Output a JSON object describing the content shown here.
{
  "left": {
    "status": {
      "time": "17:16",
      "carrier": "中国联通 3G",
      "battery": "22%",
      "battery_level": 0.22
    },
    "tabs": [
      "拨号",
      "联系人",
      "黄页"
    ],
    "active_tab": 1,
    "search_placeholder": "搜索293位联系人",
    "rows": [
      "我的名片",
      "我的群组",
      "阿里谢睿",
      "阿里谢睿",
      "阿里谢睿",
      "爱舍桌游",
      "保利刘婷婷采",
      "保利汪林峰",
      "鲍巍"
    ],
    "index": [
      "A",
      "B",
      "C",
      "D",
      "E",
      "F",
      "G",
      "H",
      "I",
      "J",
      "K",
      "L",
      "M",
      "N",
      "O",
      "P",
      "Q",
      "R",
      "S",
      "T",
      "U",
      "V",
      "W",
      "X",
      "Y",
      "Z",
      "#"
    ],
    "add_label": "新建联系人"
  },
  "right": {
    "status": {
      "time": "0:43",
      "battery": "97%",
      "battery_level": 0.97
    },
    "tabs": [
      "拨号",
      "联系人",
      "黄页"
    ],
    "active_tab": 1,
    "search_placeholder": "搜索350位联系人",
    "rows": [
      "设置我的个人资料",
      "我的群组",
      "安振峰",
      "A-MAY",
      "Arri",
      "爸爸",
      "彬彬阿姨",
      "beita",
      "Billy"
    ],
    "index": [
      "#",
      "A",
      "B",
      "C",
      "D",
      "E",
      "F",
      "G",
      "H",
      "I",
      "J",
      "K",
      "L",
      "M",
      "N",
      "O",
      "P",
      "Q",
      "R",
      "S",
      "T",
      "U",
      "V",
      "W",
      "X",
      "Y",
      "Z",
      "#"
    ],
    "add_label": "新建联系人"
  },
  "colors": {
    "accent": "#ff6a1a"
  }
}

——————————

Produce a verbatim transcription of the entries above.

*Written solution*:
Output a JSON object describing the content shown here.
{
  "left": {
    "status": {
      "time": "17:16",
      "carrier": "中国联通 3G",
      "battery": "22%",
      "battery_level": 0.22
    },
    "tabs": [
      "拨号",
      "联系人",
      "黄页"
    ],
    "active_tab": 1,
    "search_placeholder": "搜索293位联系人",
    "rows": [
      "我的名片",
      "我的群组",
      "阿里谢睿",
      "阿里谢睿",
      "阿里谢睿",
      "爱舍桌游",
      "保利刘婷婷采",
      "保利汪林峰",
      "鲍巍"
    ],
    "index": [
      "A",
      "B",
      "C",
      "D",
      "E",
      "F",
      "G",
      "H",
      "I",
      "J",
      "K",
      "L",
      "M",
      "N",
      "O",
      "P",
      "Q",
      "R",
      "S",
      "T",
      "U",
      "V",
      "W",
      "X",
      "Y",
      "Z",
      "#"
    ],
    "add_label": "新建联系人"
  },
  "right": {
    "status": {
      "time": "0:43",
      "battery": "97%",
      "battery_level": 0.97
    },
    "tabs": [
      "拨号",
      "联系人",
      "黄页"
    ],
    "active_tab": 1,
    "search_placeholder": "搜索350位联系人",
    "rows": [
      "设置我的个人资料",
      "我的群组",
      "安振峰",
      "A-MAY",
      "Arri",
      "爸爸",
      "彬彬阿姨",
      "beita",
      "Billy"
    ],
    "index": [
      "#",
      "A",
      "B",
      "C",
      "D",
      "E",
      "F",
      "G",
      "H",
      "I",
      "J",
      "K",
      "L",
      "M",
      "N",
      "O",
      "P",
      "Q",
      "R",
      "S",
      "T",
      "U",
      "V",
      "W",
      "X",
      "Y",
      "Z",
      "#"
    ],
    "add_label": "新建联系人"
  },
  "colors": {
    "accent": "#ff6a1a"
  }
}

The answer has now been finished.